# Exercise task
Rename "axis labels" to "tick labels" in the items from the first line up to and including the line with "875, 1811, 882]". Rewrite only those lines, leaving everything else in them unchanged.

Spatial annotation records

------------

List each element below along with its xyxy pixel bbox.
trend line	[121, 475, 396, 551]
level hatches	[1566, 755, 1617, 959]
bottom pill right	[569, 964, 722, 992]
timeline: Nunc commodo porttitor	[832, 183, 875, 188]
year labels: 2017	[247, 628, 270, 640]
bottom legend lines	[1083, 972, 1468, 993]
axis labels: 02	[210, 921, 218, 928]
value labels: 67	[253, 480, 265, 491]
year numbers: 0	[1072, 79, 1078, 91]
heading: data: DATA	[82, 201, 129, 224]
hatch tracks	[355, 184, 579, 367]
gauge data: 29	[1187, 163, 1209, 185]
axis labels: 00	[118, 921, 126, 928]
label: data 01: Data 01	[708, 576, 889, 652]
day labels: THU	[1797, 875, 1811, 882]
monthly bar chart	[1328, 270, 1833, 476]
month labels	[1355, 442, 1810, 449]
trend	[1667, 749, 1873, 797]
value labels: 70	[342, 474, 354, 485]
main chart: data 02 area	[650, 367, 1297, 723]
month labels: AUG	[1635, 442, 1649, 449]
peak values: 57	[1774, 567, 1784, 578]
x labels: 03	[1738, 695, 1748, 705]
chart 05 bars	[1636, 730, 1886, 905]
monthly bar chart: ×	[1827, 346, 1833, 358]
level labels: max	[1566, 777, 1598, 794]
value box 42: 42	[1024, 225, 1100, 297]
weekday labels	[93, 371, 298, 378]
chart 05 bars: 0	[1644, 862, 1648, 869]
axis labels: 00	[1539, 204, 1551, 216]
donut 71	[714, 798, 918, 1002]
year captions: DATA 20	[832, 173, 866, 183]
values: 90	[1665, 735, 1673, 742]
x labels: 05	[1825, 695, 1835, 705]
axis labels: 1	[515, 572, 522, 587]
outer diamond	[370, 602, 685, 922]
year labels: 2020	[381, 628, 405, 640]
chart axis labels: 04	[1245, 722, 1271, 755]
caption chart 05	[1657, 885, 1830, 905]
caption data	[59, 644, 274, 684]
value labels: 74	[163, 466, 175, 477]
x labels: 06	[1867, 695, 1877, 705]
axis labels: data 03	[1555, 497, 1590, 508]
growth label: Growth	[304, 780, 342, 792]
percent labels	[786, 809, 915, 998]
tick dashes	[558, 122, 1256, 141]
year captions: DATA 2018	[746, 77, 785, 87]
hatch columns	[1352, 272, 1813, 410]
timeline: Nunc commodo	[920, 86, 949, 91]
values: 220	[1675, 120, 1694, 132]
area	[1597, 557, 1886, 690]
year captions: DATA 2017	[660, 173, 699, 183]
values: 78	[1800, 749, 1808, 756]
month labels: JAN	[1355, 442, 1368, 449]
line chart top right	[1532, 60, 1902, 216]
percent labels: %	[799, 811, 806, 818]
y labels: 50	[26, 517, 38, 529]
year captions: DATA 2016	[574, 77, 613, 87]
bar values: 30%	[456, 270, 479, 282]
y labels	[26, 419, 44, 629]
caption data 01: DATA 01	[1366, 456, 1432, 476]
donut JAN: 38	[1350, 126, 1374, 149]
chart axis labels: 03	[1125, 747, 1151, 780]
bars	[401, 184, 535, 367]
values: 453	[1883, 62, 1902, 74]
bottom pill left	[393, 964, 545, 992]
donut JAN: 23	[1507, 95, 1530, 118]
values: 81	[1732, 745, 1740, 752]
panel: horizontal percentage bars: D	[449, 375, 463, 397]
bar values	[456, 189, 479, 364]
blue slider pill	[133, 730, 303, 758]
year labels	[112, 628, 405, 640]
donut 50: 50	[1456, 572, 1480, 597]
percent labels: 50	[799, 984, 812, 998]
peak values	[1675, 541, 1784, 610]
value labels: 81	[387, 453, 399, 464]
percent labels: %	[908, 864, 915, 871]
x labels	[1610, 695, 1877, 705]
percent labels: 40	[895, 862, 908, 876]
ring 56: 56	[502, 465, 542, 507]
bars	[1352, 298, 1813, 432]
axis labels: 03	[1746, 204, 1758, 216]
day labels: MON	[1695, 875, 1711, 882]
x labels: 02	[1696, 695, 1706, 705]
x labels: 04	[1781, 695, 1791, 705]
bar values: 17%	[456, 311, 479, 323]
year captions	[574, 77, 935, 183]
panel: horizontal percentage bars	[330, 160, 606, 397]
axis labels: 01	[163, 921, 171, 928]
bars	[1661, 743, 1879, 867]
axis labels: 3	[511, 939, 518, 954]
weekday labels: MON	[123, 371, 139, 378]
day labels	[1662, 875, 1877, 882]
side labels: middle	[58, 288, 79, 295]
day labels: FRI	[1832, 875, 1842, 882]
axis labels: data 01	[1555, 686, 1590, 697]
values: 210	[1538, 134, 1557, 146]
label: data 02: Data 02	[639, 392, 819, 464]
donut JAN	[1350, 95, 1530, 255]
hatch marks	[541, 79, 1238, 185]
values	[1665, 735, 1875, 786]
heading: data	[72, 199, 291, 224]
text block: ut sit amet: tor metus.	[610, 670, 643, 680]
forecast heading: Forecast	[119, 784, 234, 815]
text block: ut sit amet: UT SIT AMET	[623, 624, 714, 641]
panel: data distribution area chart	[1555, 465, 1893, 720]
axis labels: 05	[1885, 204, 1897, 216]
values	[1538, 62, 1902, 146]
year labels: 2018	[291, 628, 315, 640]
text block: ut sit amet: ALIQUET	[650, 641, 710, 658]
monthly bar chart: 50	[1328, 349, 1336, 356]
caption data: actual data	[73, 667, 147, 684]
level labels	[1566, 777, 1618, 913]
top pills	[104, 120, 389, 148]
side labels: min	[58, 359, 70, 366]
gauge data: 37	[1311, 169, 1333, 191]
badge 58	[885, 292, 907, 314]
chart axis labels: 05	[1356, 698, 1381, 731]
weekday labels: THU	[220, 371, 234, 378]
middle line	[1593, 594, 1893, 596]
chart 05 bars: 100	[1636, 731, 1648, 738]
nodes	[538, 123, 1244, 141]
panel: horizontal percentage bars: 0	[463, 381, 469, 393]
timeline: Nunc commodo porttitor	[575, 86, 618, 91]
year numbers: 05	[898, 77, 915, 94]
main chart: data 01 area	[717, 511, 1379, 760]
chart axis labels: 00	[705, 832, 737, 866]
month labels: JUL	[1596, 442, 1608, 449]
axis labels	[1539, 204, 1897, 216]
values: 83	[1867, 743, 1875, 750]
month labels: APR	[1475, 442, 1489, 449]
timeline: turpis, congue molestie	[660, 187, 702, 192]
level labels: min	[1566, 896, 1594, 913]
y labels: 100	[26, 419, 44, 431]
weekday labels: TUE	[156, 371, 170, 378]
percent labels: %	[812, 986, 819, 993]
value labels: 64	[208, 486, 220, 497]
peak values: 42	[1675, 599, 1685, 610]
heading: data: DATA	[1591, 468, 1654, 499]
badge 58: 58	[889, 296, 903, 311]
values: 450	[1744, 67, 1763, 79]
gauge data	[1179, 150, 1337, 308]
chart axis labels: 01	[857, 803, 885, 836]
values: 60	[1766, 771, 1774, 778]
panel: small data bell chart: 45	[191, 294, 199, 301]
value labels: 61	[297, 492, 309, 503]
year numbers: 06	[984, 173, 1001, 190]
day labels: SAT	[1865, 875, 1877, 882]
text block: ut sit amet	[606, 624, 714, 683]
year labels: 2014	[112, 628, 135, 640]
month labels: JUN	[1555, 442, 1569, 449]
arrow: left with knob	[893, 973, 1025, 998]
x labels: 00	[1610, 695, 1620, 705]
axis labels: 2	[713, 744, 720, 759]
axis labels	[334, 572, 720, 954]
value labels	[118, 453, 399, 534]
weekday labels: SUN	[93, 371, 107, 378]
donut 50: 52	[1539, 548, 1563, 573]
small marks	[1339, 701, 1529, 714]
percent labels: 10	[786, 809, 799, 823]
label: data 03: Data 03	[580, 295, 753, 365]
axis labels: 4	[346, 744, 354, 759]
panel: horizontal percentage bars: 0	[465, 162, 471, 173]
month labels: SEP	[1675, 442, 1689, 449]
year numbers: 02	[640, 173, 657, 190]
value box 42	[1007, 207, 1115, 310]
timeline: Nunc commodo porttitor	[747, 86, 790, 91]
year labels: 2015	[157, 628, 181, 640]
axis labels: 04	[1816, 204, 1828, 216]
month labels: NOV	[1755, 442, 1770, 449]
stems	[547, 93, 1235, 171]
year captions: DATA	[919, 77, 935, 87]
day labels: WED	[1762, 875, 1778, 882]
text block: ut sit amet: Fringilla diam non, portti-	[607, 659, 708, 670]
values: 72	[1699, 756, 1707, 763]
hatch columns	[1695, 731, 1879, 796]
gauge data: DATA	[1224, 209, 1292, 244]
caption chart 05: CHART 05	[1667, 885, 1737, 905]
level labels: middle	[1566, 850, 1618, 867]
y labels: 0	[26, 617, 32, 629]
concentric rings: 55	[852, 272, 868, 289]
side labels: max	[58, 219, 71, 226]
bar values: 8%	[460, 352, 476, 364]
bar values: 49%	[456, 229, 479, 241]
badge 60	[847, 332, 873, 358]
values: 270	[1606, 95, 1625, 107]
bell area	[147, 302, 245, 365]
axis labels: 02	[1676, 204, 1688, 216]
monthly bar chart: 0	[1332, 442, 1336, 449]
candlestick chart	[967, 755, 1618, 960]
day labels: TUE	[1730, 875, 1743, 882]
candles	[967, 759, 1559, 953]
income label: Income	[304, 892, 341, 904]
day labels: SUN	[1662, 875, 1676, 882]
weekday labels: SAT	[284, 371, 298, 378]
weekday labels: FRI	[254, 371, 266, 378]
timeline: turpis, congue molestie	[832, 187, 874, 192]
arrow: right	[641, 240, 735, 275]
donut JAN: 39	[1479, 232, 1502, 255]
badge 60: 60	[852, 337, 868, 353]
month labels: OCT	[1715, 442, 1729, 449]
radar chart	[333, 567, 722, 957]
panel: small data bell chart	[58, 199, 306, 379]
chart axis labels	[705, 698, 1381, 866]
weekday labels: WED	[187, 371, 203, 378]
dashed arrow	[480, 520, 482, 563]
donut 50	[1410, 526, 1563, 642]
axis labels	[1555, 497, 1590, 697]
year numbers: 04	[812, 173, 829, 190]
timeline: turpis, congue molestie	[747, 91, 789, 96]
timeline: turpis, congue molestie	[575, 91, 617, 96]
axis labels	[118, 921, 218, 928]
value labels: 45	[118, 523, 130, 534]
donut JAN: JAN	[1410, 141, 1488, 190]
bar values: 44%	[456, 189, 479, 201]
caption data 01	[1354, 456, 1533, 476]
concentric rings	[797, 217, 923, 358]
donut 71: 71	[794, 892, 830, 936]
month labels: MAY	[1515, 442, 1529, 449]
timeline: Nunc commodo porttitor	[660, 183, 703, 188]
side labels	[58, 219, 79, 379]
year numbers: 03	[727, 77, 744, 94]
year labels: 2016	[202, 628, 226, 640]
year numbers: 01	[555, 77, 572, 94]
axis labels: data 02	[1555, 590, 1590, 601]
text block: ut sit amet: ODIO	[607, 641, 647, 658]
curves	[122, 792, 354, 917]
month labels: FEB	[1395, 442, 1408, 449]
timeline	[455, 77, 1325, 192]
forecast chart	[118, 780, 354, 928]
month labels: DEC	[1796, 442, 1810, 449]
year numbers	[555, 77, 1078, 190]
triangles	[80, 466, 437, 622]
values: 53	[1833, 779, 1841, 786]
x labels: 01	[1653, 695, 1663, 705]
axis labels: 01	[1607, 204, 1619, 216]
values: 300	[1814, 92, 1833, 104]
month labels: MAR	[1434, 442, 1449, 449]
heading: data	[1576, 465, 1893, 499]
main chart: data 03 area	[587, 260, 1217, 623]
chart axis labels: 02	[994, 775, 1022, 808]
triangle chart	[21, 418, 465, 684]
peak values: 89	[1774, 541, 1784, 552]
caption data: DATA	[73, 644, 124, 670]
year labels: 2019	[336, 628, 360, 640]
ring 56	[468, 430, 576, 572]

------------

# Response
List each element below along with its xyxy pixel bbox.
trend line	[121, 475, 396, 551]
level hatches	[1566, 755, 1617, 959]
bottom pill right	[569, 964, 722, 992]
timeline: Nunc commodo porttitor	[832, 183, 875, 188]
year labels: 2017	[247, 628, 270, 640]
bottom legend lines	[1083, 972, 1468, 993]
tick labels: 02	[210, 921, 218, 928]
value labels: 67	[253, 480, 265, 491]
year numbers: 0	[1072, 79, 1078, 91]
heading: data: DATA	[82, 201, 129, 224]
hatch tracks	[355, 184, 579, 367]
gauge data: 29	[1187, 163, 1209, 185]
tick labels: 00	[118, 921, 126, 928]
label: data 01: Data 01	[708, 576, 889, 652]
day labels: THU	[1797, 875, 1811, 882]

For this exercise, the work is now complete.